## Set problem
Please rewrite the records from the line with "Patent image size: (675, 352)." to the line with "The cylindrical case 1 is at (450, 127).", replacing "stuffing box" with "packing gland" and keeping everything else the same.

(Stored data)

☆ ☆ ☆ ☆

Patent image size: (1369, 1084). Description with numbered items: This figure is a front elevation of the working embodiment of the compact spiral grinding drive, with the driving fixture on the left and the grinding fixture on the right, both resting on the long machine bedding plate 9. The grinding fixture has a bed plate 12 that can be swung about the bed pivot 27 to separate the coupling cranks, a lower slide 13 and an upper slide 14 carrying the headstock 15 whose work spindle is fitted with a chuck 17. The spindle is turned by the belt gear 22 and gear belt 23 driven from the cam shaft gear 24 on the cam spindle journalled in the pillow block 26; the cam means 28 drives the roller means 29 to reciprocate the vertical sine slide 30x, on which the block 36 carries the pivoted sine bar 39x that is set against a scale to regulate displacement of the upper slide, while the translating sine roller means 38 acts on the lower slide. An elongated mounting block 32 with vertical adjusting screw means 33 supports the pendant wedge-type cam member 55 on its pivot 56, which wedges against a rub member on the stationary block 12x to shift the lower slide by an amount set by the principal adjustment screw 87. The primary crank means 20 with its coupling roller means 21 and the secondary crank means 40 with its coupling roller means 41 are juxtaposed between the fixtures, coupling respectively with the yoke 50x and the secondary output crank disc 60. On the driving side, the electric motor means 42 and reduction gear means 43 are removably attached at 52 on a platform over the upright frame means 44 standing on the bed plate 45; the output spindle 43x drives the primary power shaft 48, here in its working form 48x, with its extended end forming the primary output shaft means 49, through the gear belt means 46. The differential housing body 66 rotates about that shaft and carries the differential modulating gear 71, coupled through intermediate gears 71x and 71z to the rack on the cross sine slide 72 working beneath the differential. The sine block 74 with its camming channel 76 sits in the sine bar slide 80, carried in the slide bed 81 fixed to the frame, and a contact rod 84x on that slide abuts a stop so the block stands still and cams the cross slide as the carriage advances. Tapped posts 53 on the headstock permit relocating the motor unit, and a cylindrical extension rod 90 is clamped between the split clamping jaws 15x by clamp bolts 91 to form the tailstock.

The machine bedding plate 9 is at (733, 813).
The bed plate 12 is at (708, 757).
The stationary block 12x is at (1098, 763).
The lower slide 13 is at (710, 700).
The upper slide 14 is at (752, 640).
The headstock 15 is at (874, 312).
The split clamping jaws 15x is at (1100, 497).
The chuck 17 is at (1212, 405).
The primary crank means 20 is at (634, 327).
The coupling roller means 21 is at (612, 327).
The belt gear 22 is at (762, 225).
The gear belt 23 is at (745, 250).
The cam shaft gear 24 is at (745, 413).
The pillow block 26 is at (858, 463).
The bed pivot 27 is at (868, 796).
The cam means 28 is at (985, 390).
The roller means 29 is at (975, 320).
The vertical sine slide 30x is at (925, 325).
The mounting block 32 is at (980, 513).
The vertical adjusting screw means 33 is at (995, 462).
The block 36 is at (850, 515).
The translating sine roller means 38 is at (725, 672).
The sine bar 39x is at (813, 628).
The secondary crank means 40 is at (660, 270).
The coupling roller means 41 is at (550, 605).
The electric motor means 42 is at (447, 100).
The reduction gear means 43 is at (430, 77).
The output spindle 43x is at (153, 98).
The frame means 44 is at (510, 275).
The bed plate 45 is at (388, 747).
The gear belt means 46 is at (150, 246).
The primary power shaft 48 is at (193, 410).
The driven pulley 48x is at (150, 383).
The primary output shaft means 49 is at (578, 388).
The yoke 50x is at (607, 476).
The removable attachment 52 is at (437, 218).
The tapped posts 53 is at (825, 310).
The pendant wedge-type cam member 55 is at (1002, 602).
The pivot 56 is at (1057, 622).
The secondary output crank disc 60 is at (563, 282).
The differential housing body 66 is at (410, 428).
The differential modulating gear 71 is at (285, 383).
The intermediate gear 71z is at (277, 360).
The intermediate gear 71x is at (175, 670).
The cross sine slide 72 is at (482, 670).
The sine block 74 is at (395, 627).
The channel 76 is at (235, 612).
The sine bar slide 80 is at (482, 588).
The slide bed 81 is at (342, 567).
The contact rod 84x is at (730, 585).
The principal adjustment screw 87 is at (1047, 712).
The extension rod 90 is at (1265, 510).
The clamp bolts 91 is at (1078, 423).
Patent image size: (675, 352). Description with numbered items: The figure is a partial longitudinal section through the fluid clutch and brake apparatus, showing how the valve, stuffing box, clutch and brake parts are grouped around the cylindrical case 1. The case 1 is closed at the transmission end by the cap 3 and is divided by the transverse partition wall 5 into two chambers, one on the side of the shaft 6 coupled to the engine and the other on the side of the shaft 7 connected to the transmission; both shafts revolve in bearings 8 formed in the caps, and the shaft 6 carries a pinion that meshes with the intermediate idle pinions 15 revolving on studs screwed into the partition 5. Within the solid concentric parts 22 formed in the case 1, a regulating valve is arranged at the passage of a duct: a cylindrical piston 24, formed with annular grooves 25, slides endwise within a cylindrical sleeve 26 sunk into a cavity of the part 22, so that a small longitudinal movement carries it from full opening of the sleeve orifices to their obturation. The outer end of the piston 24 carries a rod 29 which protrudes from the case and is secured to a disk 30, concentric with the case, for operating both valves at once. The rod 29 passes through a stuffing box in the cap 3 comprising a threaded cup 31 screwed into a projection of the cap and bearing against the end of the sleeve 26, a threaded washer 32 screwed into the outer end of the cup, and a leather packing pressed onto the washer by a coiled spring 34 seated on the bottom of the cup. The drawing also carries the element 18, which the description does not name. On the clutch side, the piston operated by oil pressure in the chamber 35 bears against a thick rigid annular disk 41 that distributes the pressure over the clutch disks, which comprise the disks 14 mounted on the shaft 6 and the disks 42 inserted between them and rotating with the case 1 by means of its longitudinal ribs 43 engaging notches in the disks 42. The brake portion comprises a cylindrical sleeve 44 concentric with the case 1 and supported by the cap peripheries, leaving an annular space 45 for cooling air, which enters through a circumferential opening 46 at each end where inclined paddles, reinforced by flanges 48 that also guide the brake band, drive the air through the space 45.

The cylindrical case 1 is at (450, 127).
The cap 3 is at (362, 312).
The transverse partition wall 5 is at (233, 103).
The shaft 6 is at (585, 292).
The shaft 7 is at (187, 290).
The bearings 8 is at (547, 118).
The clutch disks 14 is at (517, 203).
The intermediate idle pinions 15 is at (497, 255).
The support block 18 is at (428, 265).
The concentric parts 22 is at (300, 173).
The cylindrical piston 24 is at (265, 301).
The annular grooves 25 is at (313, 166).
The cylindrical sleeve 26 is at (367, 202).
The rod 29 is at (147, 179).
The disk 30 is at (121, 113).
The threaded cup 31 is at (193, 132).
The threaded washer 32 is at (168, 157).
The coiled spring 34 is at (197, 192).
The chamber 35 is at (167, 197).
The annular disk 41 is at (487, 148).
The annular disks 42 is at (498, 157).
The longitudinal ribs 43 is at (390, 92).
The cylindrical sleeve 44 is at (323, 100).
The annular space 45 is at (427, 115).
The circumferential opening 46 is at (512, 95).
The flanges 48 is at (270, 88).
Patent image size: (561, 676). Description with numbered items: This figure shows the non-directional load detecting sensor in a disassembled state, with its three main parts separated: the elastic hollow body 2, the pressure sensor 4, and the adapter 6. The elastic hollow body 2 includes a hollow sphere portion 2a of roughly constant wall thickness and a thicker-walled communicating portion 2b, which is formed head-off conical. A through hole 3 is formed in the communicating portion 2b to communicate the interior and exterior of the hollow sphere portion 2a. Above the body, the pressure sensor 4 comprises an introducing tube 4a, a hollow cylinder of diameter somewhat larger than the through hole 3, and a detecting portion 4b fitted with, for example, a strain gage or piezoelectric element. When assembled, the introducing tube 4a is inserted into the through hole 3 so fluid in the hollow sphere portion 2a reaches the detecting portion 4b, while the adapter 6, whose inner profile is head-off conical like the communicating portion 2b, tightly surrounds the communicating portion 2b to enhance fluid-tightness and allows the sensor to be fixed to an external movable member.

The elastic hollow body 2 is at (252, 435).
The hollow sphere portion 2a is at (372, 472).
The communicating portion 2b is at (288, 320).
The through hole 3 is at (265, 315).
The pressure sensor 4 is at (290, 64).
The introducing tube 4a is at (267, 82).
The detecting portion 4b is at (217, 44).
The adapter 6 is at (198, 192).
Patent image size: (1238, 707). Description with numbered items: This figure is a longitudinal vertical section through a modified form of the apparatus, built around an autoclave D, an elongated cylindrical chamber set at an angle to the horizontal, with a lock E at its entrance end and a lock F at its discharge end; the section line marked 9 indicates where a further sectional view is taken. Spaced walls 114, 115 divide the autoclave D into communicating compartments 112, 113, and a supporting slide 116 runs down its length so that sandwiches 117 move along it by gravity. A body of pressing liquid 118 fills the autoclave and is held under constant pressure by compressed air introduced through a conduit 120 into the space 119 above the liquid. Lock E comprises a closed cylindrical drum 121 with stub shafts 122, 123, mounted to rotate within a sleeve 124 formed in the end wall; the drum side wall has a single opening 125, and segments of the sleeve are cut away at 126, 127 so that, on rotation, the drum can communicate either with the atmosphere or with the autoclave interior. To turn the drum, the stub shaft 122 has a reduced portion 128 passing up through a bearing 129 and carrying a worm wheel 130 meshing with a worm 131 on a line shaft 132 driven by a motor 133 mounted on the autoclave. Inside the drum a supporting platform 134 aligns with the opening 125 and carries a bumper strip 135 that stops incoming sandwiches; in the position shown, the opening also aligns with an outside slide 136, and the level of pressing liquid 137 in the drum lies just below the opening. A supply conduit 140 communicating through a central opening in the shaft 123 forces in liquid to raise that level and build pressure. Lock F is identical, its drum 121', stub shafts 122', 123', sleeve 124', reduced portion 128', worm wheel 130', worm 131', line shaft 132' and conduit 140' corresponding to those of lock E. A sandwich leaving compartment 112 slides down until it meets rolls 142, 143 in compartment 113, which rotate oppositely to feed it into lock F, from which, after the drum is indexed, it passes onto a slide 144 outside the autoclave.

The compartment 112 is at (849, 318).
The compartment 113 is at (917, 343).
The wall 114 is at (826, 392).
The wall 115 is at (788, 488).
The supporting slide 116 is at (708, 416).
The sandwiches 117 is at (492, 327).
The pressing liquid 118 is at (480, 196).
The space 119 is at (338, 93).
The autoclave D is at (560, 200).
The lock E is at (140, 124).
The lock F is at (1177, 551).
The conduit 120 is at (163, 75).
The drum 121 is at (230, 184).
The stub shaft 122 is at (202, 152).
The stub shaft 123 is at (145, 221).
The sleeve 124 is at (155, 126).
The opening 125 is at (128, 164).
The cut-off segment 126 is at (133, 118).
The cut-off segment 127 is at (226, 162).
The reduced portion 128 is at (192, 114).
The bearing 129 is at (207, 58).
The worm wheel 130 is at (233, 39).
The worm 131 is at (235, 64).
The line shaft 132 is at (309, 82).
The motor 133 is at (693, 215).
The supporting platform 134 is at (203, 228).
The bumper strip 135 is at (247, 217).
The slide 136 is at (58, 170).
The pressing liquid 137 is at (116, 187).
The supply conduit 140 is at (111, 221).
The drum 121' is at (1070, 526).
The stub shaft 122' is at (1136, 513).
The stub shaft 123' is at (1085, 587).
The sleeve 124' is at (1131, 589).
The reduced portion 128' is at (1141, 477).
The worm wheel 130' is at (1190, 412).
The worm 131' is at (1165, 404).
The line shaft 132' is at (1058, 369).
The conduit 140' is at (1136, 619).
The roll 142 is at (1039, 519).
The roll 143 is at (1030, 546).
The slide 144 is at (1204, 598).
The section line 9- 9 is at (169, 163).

☆ ☆ ☆ ☆

## Written response
Patent image size: (675, 352). Description with numbered items: The figure is a partial longitudinal section through the fluid clutch and brake apparatus, showing how the valve, packing gland, clutch and brake parts are grouped around the cylindrical case 1. The case 1 is closed at the transmission end by the cap 3 and is divided by the transverse partition wall 5 into two chambers, one on the side of the shaft 6 coupled to the engine and the other on the side of the shaft 7 connected to the transmission; both shafts revolve in bearings 8 formed in the caps, and the shaft 6 carries a pinion that meshes with the intermediate idle pinions 15 revolving on studs screwed into the partition 5. Within the solid concentric parts 22 formed in the case 1, a regulating valve is arranged at the passage of a duct: a cylindrical piston 24, formed with annular grooves 25, slides endwise within a cylindrical sleeve 26 sunk into a cavity of the part 22, so that a small longitudinal movement carries it from full opening of the sleeve orifices to their obturation. The outer end of the piston 24 carries a rod 29 which protrudes from the case and is secured to a disk 30, concentric with the case, for operating both valves at once. The rod 29 passes through a packing gland in the cap 3 comprising a threaded cup 31 screwed into a projection of the cap and bearing against the end of the sleeve 26, a threaded washer 32 screwed into the outer end of the cup, and a leather packing pressed onto the washer by a coiled spring 34 seated on the bottom of the cup. The drawing also carries the element 18, which the description does not name. On the clutch side, the piston operated by oil pressure in the chamber 35 bears against a thick rigid annular disk 41 that distributes the pressure over the clutch disks, which comprise the disks 14 mounted on the shaft 6 and the disks 42 inserted between them and rotating with the case 1 by means of its longitudinal ribs 43 engaging notches in the disks 42. The brake portion comprises a cylindrical sleeve 44 concentric with the case 1 and supported by the cap peripheries, leaving an annular space 45 for cooling air, which enters through a circumferential opening 46 at each end where inclined paddles, reinforced by flanges 48 that also guide the brake band, drive the air through the space 45.

The cylindrical case 1 is at (450, 127).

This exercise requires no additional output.